Your task —
Images embedded in the records are excluded; print everything else exactly as given.

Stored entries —
* * * * * * * * *

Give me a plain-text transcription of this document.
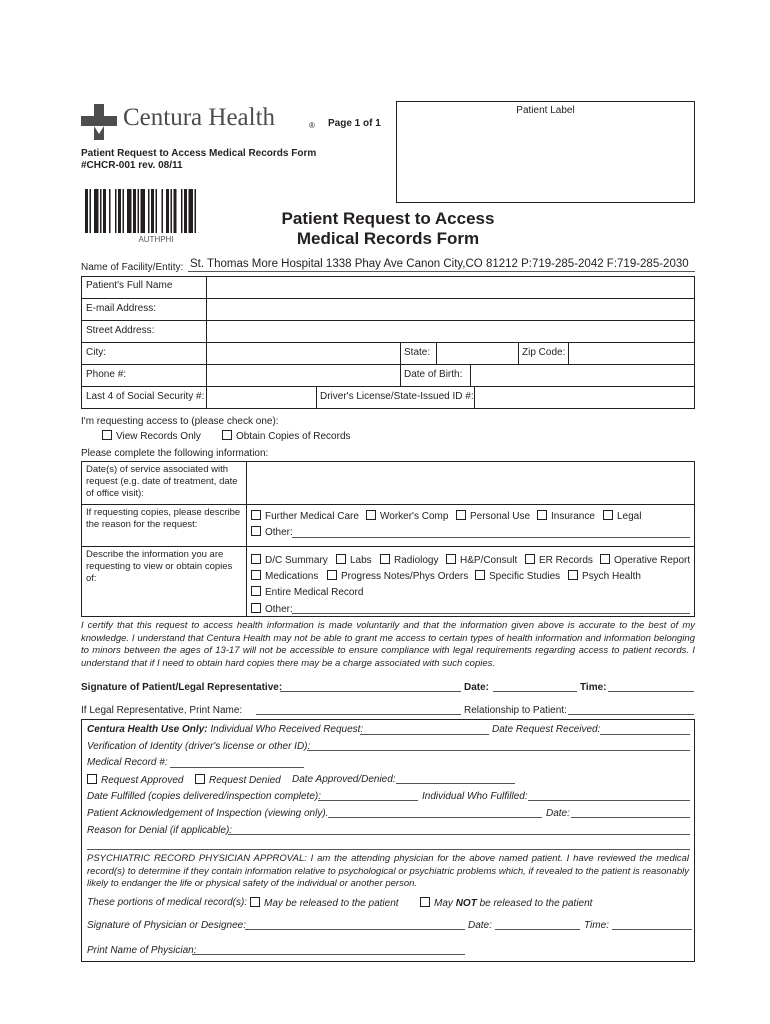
Centura Health	® Page 1 of 1
Patient Request to Access Medical Records Form
#CHCR-001 rev. 08/11
Patient Label
AUTHPHI
Patient Request to Access
Medical Records Form
Name of Facility/Entity: St. Thomas More Hospital 1338 Phay Ave Canon City,CO 81212 P:719-285-2042 F:719-285-2030
Patient's Full Name
E-mail Address:
Street Address:
City:	State:	Zip Code:
Phone #:	Date of Birth:
Last 4 of Social Security #:	Driver's License/State-Issued ID #:
I'm requesting access to (please check one):
View Records Only	Obtain Copies of Records
Please complete the following information:
Date(s) of service associated with request (e.g. date of treatment, date of office visit):
If requesting copies, please describe the reason for the request:
Further Medical Care	Worker's Comp	Personal Use	Insurance	Legal
Other:
Describe the information you are requesting to view or obtain copies of:
D/C Summary	Labs	Radiology	H&P/Consult	ER Records	Operative Report
Medications	Progress Notes/Phys Orders	Specific Studies	Psych Health
Entire Medical Record
Other:
I certify that this request to access health information is made voluntarily and that the information given above is accurate to the best of my knowledge. I understand that Centura Health may not be able to grant me access to certain types of health information and information belonging to minors between the ages of 13-17 will not be accessible to ensure compliance with legal requirements regarding access to patient records. I understand that if I need to obtain hard copies there may be a charge associated with such copies.
Signature of Patient/Legal Representative:	Date:	Time:
If Legal Representative, Print Name:	Relationship to Patient:
Centura Health Use Only: Individual Who Received Request:	Date Request Received:
Verification of Identity (driver's license or other ID):
Medical Record #:
Request Approved	Request Denied Date Approved/Denied:
Date Fulfilled (copies delivered/inspection complete):	Individual Who Fulfilled:
Patient Acknowledgement of Inspection (viewing only).	Date:
Reason for Denial (if applicable):
PSYCHIATRIC RECORD PHYSICIAN APPROVAL: I am the attending physician for the above named patient. I have reviewed the medical record(s) to determine if they contain information relative to psychological or psychiatric problems which, if revealed to the patient is reasonably likely to endanger the life or physical safety of the individual or another person.
These portions of medical record(s):	May be released to the patient	May NOT be released to the patient
Signature of Physician or Designee:	Date:	Time:
Print Name of Physician:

* * * * * * * * *

Exercise response —
Give me a plain-text transcription of this document.
Centura Health	® Page 1 of 1
Patient Request to Access Medical Records Form
#CHCR-001 rev. 08/11
Patient Label
AUTHPHI
Patient Request to Access
Medical Records Form
Name of Facility/Entity: St. Thomas More Hospital 1338 Phay Ave Canon City,CO 81212 P:719-285-2042 F:719-285-2030
Patient's Full Name
E-mail Address:
Street Address:
City:	State:	Zip Code:
Phone #:	Date of Birth:
Last 4 of Social Security #:	Driver's License/State-Issued ID #:
I'm requesting access to (please check one):
View Records Only	Obtain Copies of Records
Please complete the following information:
Date(s) of service associated with request (e.g. date of treatment, date of office visit):
If requesting copies, please describe the reason for the request:
Further Medical Care	Worker's Comp	Personal Use	Insurance	Legal
Other:
Describe the information you are requesting to view or obtain copies of:
D/C Summary	Labs	Radiology	H&P/Consult	ER Records	Operative Report
Medications	Progress Notes/Phys Orders	Specific Studies	Psych Health
Entire Medical Record
Other:
I certify that this request to access health information is made voluntarily and that the information given above is accurate to the best of my knowledge. I understand that Centura Health may not be able to grant me access to certain types of health information and information belonging to minors between the ages of 13-17 will not be accessible to ensure compliance with legal requirements regarding access to patient records. I understand that if I need to obtain hard copies there may be a charge associated with such copies.
Signature of Patient/Legal Representative:	Date:	Time:
If Legal Representative, Print Name:	Relationship to Patient:
Centura Health Use Only: Individual Who Received Request:	Date Request Received:
Verification of Identity (driver's license or other ID):
Medical Record #:
Request Approved	Request Denied Date Approved/Denied:
Date Fulfilled (copies delivered/inspection complete):	Individual Who Fulfilled:
Patient Acknowledgement of Inspection (viewing only).	Date:
Reason for Denial (if applicable):
PSYCHIATRIC RECORD PHYSICIAN APPROVAL: I am the attending physician for the above named patient. I have reviewed the medical record(s) to determine if they contain information relative to psychological or psychiatric problems which, if revealed to the patient is reasonably likely to endanger the life or physical safety of the individual or another person.
These portions of medical record(s):	May be released to the patient	May NOT be released to the patient
Signature of Physician or Designee:	Date:	Time:
Print Name of Physician:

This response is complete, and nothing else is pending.